(Chart and figure data)
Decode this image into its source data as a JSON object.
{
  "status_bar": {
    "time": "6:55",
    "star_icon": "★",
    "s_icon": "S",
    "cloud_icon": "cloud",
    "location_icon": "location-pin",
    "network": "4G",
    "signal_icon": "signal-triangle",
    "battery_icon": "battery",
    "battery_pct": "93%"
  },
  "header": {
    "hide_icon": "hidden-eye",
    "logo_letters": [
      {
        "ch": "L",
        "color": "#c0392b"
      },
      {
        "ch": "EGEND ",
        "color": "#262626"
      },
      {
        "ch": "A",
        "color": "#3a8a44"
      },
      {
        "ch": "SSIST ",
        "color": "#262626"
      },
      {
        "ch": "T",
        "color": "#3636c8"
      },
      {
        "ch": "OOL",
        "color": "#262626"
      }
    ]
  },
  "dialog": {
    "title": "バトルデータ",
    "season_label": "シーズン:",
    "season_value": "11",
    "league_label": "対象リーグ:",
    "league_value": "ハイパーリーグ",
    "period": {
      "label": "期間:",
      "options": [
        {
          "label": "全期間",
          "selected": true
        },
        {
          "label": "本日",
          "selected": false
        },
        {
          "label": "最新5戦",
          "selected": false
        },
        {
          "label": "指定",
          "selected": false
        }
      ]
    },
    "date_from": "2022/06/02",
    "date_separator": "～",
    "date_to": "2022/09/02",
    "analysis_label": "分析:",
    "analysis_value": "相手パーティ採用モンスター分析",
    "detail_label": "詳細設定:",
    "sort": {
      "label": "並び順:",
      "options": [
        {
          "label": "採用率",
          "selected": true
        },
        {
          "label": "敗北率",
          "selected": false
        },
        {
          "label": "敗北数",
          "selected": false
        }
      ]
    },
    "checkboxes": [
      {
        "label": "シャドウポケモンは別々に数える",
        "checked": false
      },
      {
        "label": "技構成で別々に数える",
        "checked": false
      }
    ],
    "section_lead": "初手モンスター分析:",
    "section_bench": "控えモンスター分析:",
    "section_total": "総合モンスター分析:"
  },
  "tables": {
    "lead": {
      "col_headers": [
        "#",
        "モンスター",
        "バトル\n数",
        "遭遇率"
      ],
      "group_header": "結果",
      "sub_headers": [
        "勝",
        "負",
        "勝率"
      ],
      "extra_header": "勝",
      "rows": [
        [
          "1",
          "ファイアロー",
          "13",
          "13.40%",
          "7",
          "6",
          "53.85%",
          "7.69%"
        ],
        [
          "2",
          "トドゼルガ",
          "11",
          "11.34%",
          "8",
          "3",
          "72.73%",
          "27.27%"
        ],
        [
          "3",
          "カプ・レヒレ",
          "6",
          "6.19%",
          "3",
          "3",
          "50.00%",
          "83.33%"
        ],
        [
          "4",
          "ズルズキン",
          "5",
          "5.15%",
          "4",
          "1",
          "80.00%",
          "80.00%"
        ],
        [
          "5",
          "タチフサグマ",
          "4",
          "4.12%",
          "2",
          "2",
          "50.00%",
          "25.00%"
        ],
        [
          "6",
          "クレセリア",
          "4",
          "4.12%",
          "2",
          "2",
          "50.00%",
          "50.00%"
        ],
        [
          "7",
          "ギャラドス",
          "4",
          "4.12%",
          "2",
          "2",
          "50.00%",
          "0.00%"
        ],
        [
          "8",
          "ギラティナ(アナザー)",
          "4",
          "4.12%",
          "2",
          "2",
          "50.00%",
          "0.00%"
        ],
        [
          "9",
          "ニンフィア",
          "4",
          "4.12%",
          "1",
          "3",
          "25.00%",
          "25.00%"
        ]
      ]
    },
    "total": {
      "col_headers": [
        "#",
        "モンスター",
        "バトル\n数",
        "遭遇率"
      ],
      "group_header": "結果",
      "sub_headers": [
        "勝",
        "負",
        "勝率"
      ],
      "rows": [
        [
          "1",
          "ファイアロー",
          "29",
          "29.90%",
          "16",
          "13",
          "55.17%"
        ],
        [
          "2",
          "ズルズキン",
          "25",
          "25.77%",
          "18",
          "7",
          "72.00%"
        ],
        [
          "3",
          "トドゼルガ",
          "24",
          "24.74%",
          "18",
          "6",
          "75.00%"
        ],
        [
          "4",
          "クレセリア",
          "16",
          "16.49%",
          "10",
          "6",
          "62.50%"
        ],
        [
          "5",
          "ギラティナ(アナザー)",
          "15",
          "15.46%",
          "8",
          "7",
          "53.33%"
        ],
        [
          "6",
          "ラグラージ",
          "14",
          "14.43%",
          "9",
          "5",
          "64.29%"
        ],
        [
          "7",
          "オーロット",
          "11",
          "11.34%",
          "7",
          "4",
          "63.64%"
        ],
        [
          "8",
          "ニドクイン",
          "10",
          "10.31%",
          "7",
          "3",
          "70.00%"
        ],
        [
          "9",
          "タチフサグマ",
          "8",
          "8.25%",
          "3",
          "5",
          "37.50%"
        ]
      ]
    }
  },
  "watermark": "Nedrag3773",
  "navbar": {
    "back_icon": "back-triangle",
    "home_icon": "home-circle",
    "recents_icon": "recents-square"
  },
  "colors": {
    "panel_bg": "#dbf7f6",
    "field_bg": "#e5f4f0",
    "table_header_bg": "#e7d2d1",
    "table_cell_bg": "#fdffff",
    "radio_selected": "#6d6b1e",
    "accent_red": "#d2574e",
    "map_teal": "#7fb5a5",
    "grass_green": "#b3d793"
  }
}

(PROBLEM):
Out of the material above, gather each line where "triangle" appears.

(RESULT OF THIS EXERCISE):
    "signal_icon": "signal-triangle",
    "back_icon": "back-triangle",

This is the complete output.